Kenya Revenue Authority (KRA) commissioner of customs and border control Julius Musyoki said bulk steel products and motor vehicles headed for the Ugandan market would be cleared under the Single Customs Territory (SCT) system starting April 1 and April 8, respectively.
“Kenya Revenue Authority will sensitise the relevant stakeholders ahead of the roll out,” he said.
The SCT system that began in 2014 allows joint collection of custom taxes by the East African Community (EAC) partners to boost collections and tame dumping of goods.
Kenya, Rwanda and Uganda were the first to take up the SCT arrangement on phased-pattern starting April 1, 2014 with Tanzania joining the scheme two months later. The system is expected to be fully implemented by June 2016.
Importers of commodities covered under the SCT are required to lodge import declaration forms in their home country and pay the relevant taxes to facilitate the export process.
The tax authorities in the respective countries then issue a road manifest against the import documents submitted electronically by the revenue authority of the importing country.
Kenya and Uganda already trade sensitive products such as sugar, petroleum, cement and tobacco under the SCT, dealing a blow to cartels involved in dumping of the commodities in the regional markets.

REQUIRED TASK A:
Write out the customs text again, beginning at the words "Kenya and Uganda" and stopping after "the regional markets.". Switch "sugar" to "rice".

EXTRACTED DATA:
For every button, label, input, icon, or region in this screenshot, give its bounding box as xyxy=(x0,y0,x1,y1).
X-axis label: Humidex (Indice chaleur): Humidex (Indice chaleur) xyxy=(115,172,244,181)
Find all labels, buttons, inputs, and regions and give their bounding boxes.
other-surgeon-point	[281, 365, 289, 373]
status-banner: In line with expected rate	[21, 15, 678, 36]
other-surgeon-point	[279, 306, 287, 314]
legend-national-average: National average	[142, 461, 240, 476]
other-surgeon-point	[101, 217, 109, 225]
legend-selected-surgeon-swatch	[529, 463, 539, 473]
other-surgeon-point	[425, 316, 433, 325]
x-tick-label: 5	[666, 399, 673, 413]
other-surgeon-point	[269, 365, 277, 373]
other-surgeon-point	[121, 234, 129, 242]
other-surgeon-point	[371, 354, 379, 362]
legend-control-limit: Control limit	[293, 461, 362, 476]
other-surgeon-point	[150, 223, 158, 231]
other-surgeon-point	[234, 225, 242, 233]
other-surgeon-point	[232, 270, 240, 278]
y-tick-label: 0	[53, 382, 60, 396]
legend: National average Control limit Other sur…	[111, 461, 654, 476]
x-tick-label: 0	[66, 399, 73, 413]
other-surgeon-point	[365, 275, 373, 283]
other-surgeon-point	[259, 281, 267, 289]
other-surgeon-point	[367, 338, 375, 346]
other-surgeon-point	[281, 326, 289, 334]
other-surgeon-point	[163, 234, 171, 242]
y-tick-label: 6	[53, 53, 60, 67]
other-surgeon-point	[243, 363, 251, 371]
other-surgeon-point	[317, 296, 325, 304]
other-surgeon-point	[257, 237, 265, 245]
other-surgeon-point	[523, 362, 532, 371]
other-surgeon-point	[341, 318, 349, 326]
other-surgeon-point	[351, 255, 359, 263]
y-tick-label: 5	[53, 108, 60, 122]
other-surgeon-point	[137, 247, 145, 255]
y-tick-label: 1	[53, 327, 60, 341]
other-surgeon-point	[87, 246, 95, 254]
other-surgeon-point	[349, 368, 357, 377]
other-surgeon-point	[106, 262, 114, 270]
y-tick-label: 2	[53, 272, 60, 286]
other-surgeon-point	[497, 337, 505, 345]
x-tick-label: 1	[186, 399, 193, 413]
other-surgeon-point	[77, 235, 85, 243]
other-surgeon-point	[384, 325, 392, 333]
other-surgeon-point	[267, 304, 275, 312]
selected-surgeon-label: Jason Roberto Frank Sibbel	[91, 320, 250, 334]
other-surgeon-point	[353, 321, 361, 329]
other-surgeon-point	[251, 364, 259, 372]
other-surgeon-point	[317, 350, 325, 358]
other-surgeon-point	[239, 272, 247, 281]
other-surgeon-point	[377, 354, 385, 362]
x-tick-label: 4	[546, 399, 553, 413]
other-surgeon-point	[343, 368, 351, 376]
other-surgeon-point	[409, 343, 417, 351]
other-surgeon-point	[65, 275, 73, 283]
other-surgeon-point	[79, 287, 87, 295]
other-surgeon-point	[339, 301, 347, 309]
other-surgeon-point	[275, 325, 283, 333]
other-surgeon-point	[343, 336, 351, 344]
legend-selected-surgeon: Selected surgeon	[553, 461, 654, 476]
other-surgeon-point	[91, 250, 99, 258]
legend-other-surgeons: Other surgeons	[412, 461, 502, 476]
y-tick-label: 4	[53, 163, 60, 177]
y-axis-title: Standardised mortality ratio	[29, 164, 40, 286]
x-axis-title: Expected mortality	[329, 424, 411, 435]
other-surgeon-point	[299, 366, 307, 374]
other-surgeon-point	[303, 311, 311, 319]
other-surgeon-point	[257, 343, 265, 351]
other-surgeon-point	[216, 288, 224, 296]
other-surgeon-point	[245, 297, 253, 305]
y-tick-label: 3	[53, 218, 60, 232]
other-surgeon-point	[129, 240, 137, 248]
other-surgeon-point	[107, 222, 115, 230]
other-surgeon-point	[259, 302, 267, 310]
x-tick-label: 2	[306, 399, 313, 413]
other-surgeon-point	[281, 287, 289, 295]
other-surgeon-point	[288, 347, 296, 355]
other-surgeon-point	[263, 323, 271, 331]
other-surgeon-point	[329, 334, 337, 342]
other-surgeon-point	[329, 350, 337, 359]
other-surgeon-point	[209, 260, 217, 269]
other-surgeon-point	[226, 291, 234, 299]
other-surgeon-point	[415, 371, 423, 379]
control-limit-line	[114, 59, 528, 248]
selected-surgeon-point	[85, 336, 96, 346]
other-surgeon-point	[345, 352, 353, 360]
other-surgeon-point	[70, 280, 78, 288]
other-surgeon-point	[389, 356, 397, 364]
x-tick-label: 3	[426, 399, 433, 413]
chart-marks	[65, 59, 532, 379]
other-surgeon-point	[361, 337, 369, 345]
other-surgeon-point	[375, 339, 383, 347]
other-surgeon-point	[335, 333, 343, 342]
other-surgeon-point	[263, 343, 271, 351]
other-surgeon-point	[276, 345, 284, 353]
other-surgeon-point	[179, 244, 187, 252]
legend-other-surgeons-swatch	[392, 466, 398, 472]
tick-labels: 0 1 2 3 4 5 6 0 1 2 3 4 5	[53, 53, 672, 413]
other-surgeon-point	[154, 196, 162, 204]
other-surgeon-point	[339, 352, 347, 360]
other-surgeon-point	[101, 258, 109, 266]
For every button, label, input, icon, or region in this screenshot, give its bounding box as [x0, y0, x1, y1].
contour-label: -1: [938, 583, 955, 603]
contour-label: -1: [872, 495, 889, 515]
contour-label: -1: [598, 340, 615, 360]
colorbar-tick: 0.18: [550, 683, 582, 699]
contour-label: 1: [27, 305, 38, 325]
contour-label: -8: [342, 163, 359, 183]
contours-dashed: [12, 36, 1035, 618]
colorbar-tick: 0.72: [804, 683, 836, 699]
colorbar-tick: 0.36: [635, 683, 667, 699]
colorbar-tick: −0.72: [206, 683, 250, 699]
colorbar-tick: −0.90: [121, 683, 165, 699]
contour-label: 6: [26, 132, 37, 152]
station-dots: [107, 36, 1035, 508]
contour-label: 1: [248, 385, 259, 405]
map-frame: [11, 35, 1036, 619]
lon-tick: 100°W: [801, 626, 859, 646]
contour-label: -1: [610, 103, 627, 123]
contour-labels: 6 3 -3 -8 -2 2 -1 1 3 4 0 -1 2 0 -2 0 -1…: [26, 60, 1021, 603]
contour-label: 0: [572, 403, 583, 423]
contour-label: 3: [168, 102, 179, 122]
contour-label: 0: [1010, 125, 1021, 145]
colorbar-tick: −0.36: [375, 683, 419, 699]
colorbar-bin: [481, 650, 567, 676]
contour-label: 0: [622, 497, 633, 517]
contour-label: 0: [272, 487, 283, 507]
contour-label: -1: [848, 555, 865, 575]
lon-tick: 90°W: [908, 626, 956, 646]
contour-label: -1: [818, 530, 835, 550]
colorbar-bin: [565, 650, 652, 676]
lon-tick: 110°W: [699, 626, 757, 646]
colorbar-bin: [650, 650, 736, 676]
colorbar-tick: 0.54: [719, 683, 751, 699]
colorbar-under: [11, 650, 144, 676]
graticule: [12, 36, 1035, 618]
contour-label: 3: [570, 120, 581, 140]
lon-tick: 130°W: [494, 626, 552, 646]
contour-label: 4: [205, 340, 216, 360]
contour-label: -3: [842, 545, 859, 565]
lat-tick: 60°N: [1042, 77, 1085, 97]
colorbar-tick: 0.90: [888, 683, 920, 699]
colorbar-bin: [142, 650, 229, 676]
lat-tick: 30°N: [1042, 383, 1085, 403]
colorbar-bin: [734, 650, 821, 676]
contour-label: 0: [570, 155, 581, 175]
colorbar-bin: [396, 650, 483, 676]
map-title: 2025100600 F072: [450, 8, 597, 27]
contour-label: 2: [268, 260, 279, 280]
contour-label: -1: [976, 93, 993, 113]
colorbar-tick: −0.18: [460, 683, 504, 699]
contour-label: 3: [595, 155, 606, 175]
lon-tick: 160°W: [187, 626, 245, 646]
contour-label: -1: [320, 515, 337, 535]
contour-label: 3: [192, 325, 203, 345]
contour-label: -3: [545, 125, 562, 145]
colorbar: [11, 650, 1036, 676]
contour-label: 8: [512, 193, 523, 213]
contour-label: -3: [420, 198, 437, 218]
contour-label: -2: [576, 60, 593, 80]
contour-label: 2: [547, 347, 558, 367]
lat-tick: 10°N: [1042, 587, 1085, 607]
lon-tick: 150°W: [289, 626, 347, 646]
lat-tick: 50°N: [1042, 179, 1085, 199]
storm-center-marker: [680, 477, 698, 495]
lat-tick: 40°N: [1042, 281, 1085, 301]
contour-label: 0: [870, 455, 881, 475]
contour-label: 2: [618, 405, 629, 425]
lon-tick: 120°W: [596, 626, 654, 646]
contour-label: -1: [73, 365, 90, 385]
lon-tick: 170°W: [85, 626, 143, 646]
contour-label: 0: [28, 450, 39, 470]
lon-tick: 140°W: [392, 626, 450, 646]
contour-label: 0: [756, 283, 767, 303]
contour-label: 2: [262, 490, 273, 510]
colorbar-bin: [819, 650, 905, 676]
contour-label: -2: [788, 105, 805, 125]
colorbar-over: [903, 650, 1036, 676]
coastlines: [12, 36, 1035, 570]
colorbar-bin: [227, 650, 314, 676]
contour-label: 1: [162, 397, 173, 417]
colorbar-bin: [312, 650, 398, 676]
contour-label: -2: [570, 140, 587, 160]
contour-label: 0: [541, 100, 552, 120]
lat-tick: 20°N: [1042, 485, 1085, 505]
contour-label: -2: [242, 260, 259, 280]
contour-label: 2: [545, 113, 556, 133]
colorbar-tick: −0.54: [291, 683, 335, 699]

REQUIRED TASK B:
Repeat the rows word for word, beginning at the first row and stopping after the row that has "X-axis label: Humidex".

FINISHED ANSWER A:
Kenya and Uganda already trade sensitive products such as rice, petroleum, cement and tobacco under the SCT, dealing a blow to cartels involved in dumping of the commodities in the regional markets.

FINISHED ANSWER B:
For every button, label, input, icon, or region in this screenshot, give its bounding box as xyxy=(x0,y0,x1,y1).
X-axis label: Humidex (Indice chaleur): Humidex (Indice chaleur) xyxy=(115,172,244,181)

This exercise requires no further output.